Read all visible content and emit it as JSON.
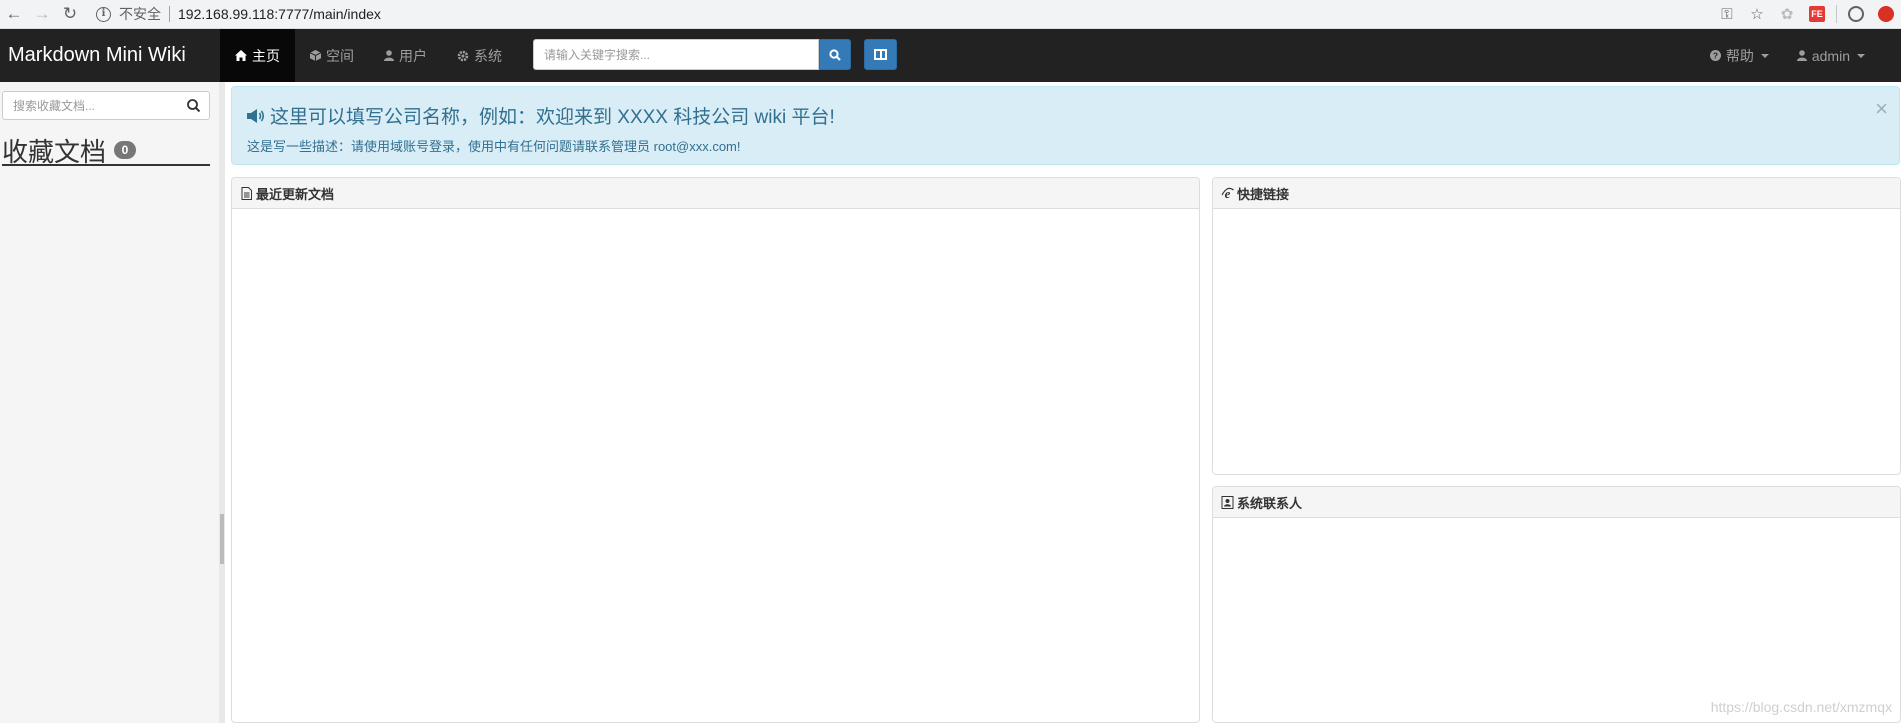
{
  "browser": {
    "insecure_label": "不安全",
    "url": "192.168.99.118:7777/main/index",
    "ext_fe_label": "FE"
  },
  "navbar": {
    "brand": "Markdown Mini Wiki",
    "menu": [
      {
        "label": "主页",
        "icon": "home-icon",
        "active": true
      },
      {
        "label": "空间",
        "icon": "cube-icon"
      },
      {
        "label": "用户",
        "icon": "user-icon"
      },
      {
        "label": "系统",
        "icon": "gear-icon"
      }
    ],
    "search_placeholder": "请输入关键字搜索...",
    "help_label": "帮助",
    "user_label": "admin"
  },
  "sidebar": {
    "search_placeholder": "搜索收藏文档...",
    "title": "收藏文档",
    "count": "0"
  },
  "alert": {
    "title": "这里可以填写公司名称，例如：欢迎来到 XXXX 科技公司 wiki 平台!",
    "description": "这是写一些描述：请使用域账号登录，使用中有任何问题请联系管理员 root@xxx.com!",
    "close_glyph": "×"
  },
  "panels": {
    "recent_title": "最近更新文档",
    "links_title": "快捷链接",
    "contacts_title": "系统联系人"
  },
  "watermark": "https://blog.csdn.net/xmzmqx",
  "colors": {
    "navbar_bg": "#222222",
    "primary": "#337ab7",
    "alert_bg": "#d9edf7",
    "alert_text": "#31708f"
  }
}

──────

__The problem__
Your task is to return the entries above exactly, with no pictures.

__Worked answer__
Read all visible content and emit it as JSON.
{
  "browser": {
    "insecure_label": "不安全",
    "url": "192.168.99.118:7777/main/index",
    "ext_fe_label": "FE"
  },
  "navbar": {
    "brand": "Markdown Mini Wiki",
    "menu": [
      {
        "label": "主页",
        "icon": "home-icon",
        "active": true
      },
      {
        "label": "空间",
        "icon": "cube-icon"
      },
      {
        "label": "用户",
        "icon": "user-icon"
      },
      {
        "label": "系统",
        "icon": "gear-icon"
      }
    ],
    "search_placeholder": "请输入关键字搜索...",
    "help_label": "帮助",
    "user_label": "admin"
  },
  "sidebar": {
    "search_placeholder": "搜索收藏文档...",
    "title": "收藏文档",
    "count": "0"
  },
  "alert": {
    "title": "这里可以填写公司名称，例如：欢迎来到 XXXX 科技公司 wiki 平台!",
    "description": "这是写一些描述：请使用域账号登录，使用中有任何问题请联系管理员 root@xxx.com!",
    "close_glyph": "×"
  },
  "panels": {
    "recent_title": "最近更新文档",
    "links_title": "快捷链接",
    "contacts_title": "系统联系人"
  },
  "watermark": "https://blog.csdn.net/xmzmqx",
  "colors": {
    "navbar_bg": "#222222",
    "primary": "#337ab7",
    "alert_bg": "#d9edf7",
    "alert_text": "#31708f"
  }
}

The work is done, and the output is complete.